> [Activity list]:
a - Translate this sentence from the Voiceavel providers documentation into Spanish: "Uses Whisper Large v3 on Groq's LPU hardware with your own Groq API key."
b - Continue the Voiceavel providers documentation from the end of its last section.

> [Passage for review]:
◆ ◆ ◆ ◆
Documentation

Documentation

Providers

Voiceavel supports multiple AI transcription providers. Switch between them at any time from the menu bar: Settings → Provider.

Soniox Real-time

The default provider for Pro users and trial users. Words appear in your editor as you speak, with near-instant latency — no waiting after you release the key.

  • Cost: 30 min/day included with Pro (managed by Voiceavel — no key needed). 10 min/day during the free 3-day trial.
  • Privacy: Audio is streamed to Soniox's servers, processed in real-time, then discarded
  • Speed: Real-time — words appear within ~200ms of being spoken
  • Accuracy: Excellent — 60+ languages supported
  • Requirements: Pro license (no API key needed). Bring your own Soniox key for unlimited minutes (Pro required).
  • Fallback: When the daily cap is reached, Voiceavel automatically falls back to Groq batch transcription

How it works: Hold the hotkey, speak — text appears live in your editor. Release the key when done. No wait, no delay.

Cloud (Voiceavel)

Uses Groq's Whisper Large v3 running on Voiceavel's servers. No API key needed.

  • Cost: Included with Pro
  • Privacy: Audio is sent to Voiceavel's servers, processed via Groq, then discarded
  • Speed: Ultra-fast (sub-second after key release)
  • Accuracy: Very good — Whisper Large v3
  • Requirements: Pro license (no API key needed)

Local AI

The default provider for free users. Uses faster-whisper, an optimized Whisper model that runs entirely on your Mac.

  • Cost: Free — forever
  • Privacy: 100% offline — your voice never leaves your device
  • Speed: Fast (under 1 second for most recordings)
  • Accuracy: Good for English and major languages
  • Requirements: None — works out of the box

Note: The first transcription after launching may take slightly longer as the model loads. All subsequent recordings will be fast.

Groq (BYOK)

Uses Whisper Large v3 on Groq's LPU hardware with your own Groq API key.

  • Cost: Free tier available from Groq, then usage-based
  • Privacy: Audio is sent to Groq's servers
  • Speed: Ultra-fast (sub-second)
◆ ◆ ◆ ◆
> [Records shown]:
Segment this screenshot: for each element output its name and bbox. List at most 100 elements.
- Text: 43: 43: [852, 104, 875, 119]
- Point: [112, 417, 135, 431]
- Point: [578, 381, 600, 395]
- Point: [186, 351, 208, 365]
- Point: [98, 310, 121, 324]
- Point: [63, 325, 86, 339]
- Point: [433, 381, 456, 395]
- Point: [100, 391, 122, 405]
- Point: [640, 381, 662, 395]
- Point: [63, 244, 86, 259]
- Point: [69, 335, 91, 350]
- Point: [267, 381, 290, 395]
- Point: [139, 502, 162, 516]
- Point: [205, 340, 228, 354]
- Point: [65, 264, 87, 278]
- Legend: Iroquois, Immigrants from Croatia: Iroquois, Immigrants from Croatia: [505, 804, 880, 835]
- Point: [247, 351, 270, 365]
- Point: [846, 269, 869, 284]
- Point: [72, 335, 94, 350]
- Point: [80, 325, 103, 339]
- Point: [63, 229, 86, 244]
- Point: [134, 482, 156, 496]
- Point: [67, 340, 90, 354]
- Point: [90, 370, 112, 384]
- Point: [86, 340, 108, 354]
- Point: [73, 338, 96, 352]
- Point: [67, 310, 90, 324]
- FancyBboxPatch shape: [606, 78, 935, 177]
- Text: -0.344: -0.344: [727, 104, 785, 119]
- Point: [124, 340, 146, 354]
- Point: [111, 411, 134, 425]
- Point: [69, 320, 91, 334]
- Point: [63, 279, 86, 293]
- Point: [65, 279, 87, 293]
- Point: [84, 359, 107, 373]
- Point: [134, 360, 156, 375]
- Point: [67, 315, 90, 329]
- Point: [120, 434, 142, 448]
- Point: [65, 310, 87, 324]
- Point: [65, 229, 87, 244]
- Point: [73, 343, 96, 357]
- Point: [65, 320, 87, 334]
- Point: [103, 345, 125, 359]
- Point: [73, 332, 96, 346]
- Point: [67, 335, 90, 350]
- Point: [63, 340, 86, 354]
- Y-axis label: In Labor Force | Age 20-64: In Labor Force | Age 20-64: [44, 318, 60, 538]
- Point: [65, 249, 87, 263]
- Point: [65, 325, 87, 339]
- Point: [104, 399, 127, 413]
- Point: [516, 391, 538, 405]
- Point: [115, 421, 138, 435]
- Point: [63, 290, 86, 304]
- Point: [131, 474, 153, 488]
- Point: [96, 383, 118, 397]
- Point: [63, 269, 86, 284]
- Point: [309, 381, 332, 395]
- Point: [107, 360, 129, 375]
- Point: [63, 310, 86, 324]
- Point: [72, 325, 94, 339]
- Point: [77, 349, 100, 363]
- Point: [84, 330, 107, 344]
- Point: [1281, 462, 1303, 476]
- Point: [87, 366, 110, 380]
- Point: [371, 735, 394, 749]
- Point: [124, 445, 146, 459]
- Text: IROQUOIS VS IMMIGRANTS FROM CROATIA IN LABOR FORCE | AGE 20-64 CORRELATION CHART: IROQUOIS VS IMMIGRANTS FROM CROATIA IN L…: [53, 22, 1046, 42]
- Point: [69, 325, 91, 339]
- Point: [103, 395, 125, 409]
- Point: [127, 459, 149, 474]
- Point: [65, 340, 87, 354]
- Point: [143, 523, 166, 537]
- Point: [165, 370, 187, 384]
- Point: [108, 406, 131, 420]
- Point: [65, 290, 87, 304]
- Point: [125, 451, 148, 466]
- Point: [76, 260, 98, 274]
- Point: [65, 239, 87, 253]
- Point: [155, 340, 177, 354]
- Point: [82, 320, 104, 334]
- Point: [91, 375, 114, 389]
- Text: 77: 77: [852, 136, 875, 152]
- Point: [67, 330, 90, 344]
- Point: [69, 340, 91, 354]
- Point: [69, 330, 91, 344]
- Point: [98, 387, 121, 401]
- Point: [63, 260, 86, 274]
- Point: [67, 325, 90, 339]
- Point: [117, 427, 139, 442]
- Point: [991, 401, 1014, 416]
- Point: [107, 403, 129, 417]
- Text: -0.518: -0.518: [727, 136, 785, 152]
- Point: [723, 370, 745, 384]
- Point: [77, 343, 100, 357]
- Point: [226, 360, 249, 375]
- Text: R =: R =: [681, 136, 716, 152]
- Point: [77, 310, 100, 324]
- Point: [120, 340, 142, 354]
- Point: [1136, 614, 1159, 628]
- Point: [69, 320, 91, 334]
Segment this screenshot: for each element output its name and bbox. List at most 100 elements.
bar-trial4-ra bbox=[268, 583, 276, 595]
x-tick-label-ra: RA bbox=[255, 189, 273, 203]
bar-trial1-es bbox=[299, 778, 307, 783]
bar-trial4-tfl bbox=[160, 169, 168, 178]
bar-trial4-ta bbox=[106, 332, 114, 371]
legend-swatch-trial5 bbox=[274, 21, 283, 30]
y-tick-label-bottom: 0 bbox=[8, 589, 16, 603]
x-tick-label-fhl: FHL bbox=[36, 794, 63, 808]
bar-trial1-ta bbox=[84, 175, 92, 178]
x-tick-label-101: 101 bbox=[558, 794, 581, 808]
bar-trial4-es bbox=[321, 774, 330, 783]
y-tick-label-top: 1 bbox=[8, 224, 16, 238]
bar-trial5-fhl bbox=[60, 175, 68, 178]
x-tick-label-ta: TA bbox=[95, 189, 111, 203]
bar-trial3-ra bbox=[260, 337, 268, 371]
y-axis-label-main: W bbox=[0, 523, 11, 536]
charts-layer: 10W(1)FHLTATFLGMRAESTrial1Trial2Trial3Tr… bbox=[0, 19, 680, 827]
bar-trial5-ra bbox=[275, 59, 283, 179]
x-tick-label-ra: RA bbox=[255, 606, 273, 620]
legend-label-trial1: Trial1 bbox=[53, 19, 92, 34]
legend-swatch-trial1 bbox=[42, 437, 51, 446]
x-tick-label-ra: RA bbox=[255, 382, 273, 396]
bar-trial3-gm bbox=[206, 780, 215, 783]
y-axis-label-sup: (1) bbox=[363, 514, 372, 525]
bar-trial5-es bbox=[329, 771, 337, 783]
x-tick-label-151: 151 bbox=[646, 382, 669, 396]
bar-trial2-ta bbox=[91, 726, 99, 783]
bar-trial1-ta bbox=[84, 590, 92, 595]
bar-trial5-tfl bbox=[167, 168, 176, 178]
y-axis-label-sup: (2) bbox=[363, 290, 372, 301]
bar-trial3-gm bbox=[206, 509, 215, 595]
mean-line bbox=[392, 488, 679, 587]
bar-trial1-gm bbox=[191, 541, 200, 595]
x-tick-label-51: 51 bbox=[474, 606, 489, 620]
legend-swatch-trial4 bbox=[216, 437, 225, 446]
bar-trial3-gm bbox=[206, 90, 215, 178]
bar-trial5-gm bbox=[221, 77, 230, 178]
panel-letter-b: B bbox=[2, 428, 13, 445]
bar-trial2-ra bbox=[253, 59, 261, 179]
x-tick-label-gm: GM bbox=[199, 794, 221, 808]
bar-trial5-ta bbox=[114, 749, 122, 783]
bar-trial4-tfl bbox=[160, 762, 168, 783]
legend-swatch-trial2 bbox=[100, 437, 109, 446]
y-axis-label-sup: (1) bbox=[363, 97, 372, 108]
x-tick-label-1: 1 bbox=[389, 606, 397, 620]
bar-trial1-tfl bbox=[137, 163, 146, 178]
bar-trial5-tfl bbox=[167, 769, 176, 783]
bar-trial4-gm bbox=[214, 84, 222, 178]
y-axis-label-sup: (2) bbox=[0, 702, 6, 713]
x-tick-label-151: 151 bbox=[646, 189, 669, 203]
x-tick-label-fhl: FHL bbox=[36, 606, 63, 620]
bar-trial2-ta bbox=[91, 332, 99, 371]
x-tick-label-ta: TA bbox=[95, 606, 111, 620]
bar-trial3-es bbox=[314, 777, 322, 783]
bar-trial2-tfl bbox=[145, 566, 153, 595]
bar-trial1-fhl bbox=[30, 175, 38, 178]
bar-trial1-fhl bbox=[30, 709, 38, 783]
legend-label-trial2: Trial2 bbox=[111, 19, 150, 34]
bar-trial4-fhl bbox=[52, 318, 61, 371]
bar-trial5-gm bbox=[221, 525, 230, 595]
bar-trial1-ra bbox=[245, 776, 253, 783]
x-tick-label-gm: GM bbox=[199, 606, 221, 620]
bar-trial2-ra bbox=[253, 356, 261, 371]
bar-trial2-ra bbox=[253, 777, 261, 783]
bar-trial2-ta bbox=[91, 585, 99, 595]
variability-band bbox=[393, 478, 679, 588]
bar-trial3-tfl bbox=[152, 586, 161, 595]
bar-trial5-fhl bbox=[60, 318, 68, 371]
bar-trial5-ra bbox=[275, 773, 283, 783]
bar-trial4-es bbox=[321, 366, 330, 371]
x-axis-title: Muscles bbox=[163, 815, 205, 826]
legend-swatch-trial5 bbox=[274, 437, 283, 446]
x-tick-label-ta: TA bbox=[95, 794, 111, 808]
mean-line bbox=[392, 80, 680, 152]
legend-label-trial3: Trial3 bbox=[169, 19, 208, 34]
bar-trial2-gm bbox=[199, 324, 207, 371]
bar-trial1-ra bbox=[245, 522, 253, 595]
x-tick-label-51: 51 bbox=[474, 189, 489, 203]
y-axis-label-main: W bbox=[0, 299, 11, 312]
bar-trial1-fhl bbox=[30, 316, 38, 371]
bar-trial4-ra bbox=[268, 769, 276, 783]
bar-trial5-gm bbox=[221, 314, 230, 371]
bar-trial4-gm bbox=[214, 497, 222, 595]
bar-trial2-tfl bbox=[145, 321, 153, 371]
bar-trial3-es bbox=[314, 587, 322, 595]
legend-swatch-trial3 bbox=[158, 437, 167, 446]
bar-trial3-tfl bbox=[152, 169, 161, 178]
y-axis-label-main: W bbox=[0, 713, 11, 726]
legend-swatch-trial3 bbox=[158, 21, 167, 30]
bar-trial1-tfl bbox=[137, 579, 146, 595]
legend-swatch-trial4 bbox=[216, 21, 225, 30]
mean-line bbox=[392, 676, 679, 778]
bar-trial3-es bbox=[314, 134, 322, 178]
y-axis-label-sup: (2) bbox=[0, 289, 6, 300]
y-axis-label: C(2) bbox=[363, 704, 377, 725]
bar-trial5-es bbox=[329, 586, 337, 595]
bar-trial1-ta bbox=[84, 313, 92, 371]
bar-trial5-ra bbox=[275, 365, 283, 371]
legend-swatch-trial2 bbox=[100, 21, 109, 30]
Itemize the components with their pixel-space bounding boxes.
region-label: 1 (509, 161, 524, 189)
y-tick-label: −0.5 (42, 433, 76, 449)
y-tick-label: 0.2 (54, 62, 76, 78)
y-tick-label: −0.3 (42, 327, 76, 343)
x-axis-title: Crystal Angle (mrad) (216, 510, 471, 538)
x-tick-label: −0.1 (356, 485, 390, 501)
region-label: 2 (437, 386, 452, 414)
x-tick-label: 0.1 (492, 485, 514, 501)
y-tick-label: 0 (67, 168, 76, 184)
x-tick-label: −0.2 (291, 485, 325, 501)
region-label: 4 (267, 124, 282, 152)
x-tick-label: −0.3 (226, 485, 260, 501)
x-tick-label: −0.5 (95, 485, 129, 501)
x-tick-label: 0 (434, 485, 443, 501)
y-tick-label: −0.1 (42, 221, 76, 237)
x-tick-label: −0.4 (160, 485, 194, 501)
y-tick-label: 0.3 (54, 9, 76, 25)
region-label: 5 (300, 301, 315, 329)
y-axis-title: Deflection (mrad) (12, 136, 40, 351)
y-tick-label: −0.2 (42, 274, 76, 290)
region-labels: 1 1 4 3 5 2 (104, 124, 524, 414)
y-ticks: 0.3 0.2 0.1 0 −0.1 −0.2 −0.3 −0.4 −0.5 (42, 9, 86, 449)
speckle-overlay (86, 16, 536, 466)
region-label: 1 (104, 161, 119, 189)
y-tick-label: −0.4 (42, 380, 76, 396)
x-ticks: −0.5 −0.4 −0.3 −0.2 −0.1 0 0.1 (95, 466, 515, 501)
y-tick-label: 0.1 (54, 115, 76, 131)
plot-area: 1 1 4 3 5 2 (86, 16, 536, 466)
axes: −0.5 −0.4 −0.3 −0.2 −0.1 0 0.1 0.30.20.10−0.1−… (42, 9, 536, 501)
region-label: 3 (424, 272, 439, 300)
◆ ◆ ◆ ◆
> [Answers in order]:
a - Usa Whisper Large v3 en el hardware LPU de Groq con tu propia clave de API de Groq.

b -
  • Accuracy: Very good — comparable to Cloud (Voiceavel)
  • Requirements: Pro license + Groq API key

OpenAI

Uses OpenAI's GPT-4o Transcribe API for the highest accuracy available.

  • Cost: ~$0.006/minute (billed directly by OpenAI)
  • Privacy: Audio is sent to OpenAI's servers
  • Speed: Fast (1–2 seconds)
  • Accuracy: Best available — excellent for all languages including rare ones
  • Requirements: Pro license + OpenAI API key

AssemblyAI (Real-time BYOK)

Real-time streaming via AssemblyAI's WebSocket API with your own key.

  • Cost: $0.0025/min (~$0.15/hr, billed by AssemblyAI). $50 free credit on signup.
  • Privacy: Audio is streamed to AssemblyAI's servers
  • Speed: Real-time — ~300ms latency
  • Accuracy: Very good for supported languages
  • Requirements: Pro license + AssemblyAI API key
  • Supported languages (streaming): English, Spanish, French, German, Italian, Portuguese. Other languages fall back to batch.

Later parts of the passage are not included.